* **Goal**
Find each line containing the string "intro" and return it.

* **Data to use**
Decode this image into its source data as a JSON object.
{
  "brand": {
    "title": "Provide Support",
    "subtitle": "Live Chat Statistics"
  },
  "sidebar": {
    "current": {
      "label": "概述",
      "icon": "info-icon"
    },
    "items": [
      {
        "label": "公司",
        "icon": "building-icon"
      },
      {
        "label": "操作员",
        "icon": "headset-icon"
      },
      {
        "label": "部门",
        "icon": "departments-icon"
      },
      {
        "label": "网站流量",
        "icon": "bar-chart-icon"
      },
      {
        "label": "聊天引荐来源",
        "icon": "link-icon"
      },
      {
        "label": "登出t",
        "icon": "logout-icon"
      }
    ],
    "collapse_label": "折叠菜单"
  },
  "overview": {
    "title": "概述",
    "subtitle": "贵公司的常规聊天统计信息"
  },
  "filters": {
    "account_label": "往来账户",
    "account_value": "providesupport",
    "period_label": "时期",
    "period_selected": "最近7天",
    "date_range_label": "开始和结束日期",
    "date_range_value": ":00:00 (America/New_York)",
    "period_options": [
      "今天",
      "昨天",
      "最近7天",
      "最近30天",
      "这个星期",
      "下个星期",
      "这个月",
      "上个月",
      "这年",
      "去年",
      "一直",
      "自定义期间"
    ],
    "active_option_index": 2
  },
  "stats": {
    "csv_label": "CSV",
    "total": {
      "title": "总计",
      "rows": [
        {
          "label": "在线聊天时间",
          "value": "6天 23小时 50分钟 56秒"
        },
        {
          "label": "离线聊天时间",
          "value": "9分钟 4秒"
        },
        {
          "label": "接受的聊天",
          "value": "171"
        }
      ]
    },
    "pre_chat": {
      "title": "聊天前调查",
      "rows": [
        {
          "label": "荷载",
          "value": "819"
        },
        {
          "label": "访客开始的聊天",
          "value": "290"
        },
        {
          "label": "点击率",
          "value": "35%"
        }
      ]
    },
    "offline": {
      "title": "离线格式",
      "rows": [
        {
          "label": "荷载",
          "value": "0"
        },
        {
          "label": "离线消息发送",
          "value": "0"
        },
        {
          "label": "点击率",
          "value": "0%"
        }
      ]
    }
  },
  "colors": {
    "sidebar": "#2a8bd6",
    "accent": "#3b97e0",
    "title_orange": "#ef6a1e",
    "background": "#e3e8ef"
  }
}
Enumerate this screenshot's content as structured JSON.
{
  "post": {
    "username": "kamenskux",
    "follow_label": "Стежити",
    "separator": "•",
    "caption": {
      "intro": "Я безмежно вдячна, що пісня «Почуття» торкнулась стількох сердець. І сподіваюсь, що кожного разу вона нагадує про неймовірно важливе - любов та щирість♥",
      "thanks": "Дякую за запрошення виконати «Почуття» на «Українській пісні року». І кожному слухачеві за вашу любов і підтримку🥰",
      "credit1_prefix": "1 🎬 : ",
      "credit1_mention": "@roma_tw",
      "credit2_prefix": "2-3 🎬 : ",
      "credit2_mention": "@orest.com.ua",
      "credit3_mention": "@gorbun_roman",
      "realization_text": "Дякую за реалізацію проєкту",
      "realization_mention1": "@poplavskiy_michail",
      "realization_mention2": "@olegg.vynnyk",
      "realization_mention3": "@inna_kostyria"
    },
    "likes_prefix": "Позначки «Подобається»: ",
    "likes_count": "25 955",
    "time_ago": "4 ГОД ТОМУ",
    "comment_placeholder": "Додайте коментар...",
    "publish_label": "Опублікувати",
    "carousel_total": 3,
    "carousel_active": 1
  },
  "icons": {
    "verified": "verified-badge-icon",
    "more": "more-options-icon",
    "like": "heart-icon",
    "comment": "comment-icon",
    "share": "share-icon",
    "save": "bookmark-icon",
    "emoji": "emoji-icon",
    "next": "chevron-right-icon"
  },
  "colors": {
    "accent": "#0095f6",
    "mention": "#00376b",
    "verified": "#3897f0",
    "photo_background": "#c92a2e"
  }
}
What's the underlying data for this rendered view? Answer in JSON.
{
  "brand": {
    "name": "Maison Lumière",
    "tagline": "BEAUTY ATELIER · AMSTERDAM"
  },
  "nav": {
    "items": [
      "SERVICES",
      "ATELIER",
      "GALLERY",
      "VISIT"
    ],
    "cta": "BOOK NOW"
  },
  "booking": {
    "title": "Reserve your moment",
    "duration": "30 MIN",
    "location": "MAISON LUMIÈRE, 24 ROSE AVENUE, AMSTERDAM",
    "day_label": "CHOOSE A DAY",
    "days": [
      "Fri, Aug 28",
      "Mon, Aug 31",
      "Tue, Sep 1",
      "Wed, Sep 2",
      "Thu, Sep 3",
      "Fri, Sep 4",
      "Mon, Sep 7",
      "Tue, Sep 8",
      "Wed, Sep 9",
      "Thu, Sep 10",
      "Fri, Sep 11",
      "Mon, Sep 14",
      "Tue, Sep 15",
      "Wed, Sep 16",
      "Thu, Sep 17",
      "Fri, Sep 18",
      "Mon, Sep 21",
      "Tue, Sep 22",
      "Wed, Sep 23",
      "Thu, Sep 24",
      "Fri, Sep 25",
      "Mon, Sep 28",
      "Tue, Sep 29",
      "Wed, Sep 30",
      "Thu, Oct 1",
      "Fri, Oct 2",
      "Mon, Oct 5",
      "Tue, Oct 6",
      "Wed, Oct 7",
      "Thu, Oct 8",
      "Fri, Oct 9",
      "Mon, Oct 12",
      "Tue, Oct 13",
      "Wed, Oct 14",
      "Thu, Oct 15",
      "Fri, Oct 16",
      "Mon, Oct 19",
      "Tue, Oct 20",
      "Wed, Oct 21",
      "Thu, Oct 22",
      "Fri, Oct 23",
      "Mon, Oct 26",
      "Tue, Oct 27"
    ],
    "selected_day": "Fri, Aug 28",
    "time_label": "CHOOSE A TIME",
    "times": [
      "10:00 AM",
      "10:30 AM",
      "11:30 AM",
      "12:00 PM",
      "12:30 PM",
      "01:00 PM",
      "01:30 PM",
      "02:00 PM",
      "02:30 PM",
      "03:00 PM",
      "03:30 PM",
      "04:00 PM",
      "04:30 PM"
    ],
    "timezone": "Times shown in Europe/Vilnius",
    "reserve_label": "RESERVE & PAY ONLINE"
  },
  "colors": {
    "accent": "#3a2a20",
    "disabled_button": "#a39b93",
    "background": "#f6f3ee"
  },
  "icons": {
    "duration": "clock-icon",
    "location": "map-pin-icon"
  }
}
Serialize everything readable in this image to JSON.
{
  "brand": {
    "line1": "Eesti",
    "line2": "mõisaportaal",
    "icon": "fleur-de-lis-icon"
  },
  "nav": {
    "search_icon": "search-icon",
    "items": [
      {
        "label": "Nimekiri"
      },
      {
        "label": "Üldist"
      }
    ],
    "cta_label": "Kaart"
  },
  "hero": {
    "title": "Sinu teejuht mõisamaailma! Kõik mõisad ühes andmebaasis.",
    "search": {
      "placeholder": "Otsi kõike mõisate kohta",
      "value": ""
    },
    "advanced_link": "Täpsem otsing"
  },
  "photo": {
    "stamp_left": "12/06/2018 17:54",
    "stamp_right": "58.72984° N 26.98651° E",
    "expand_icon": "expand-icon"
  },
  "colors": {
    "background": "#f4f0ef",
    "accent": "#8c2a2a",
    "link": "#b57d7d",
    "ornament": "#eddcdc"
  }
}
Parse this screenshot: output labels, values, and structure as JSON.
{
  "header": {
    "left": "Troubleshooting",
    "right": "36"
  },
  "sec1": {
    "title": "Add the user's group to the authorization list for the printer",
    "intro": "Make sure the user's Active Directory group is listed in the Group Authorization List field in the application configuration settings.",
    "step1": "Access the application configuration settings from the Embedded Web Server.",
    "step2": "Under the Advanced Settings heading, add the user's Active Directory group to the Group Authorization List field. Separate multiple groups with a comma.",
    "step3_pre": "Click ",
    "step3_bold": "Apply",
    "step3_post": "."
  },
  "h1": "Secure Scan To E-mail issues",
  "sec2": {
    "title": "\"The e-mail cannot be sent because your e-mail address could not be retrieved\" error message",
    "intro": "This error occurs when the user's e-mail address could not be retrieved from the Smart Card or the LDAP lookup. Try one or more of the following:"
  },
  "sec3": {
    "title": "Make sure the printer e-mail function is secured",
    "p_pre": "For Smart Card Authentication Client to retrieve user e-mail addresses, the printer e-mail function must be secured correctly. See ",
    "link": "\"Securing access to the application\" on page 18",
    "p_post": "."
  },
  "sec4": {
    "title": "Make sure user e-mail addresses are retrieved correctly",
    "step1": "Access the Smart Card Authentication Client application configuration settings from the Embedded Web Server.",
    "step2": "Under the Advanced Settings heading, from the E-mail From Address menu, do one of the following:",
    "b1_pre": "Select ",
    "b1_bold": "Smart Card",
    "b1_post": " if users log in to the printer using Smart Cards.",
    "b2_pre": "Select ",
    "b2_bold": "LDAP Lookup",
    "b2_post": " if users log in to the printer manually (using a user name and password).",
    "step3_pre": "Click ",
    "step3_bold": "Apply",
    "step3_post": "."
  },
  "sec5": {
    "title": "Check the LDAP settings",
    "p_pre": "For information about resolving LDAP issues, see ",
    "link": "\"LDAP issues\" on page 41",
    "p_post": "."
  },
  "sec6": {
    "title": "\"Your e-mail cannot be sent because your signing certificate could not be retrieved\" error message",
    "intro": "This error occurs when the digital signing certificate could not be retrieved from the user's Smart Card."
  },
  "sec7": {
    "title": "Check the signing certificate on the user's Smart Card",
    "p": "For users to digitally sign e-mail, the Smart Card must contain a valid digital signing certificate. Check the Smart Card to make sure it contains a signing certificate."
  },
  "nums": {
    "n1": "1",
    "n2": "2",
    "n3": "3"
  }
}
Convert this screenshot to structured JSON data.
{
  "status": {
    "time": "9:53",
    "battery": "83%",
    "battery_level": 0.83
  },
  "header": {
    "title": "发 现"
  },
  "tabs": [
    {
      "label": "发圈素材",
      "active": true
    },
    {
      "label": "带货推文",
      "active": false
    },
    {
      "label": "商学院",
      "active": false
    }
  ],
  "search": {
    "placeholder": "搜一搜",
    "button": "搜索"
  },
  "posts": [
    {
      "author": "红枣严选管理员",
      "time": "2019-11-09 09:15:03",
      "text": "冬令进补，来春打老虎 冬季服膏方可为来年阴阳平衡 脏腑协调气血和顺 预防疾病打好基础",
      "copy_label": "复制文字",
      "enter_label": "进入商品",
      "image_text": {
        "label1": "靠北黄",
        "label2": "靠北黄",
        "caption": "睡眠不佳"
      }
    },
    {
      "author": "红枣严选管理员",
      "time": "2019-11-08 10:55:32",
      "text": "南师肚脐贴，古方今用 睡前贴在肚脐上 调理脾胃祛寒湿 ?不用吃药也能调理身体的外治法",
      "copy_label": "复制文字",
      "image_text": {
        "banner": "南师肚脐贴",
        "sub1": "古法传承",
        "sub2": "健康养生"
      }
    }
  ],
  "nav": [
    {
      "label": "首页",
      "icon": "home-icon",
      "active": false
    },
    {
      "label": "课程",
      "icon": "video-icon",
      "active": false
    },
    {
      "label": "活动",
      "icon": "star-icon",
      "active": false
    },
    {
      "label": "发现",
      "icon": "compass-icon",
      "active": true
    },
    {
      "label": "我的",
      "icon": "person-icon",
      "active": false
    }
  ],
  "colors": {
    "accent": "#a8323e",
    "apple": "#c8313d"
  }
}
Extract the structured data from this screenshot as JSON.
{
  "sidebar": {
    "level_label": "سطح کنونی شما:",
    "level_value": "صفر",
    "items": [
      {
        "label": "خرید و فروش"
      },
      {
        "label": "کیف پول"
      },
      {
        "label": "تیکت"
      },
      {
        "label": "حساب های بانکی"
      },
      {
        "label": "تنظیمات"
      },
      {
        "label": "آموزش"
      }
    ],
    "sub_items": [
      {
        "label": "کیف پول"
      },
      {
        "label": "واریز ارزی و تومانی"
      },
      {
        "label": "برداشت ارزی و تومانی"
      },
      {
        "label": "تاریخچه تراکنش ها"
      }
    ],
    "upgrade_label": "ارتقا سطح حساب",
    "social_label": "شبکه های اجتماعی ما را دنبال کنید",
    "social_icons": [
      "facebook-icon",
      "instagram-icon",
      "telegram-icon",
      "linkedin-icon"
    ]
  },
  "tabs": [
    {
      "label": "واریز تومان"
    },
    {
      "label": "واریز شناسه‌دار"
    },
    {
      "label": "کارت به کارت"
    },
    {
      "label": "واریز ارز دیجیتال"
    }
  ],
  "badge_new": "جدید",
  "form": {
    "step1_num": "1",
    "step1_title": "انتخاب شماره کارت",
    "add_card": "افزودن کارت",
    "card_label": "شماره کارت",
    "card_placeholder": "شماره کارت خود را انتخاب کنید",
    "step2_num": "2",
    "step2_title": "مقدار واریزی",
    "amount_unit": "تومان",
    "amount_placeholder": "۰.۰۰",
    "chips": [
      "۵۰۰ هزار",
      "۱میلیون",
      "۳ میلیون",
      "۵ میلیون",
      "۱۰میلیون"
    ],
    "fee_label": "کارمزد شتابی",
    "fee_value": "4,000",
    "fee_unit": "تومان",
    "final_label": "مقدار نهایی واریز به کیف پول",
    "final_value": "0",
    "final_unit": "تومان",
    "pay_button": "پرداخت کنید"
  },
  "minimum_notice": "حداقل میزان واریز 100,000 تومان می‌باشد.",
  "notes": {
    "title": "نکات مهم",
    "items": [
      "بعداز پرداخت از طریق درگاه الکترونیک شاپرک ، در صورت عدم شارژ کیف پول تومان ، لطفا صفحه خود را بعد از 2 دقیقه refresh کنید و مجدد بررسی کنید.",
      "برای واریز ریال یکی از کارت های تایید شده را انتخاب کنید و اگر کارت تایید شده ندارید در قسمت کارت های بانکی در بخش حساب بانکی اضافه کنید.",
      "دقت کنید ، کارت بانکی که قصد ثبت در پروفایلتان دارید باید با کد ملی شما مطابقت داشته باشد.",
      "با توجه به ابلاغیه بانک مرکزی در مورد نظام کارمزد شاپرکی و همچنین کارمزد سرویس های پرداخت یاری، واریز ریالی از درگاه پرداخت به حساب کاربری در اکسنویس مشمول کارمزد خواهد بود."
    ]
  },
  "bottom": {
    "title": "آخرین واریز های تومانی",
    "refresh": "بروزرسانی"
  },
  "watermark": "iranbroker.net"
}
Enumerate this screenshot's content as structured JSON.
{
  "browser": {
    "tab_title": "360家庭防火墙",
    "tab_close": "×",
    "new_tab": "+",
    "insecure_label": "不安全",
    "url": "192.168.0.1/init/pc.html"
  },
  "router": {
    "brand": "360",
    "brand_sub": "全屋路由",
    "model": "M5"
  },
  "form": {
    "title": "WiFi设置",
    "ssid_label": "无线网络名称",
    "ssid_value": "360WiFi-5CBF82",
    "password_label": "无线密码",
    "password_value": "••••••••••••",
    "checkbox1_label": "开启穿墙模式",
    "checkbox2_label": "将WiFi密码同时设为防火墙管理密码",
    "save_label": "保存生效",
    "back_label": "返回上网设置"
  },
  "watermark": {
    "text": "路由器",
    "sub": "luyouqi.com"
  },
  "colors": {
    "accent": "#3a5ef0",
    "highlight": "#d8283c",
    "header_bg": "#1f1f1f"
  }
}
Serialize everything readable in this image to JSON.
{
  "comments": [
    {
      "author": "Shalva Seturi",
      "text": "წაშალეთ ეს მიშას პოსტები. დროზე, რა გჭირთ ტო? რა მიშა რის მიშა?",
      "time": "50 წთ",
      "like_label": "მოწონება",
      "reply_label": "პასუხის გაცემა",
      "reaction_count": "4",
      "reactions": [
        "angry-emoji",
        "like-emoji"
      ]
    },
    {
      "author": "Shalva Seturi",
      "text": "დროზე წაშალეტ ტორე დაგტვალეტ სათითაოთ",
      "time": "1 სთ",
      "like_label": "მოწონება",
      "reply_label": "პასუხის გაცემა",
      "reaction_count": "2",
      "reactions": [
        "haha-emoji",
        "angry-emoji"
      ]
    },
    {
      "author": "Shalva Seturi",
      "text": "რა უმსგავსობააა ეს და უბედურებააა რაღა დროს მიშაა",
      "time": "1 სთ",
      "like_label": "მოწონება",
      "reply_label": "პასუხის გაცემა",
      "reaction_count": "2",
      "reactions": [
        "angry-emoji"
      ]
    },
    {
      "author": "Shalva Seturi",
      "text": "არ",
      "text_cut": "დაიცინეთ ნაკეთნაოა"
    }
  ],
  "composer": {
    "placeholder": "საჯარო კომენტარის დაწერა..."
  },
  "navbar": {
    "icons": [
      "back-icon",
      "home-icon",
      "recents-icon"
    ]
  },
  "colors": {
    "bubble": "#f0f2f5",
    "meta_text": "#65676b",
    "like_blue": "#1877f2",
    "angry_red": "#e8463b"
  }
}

* **Answer to the exercise**
      "intro": "Я безмежно вдячна, що пісня «Почуття» торкнулась стількох сердець. І сподіваюсь, що кожного разу вона нагадує про неймовірно важливе - любов та щирість♥",
    "intro": "Make sure the user's Active Directory group is listed in the Group Authorization List field in the application configuration settings.",
    "intro": "This error occurs when the user's e-mail address could not be retrieved from the Smart Card or the LDAP lookup. Try one or more of the following:"
    "intro": "This error occurs when the digital signing certificate could not be retrieved from the user's Smart Card."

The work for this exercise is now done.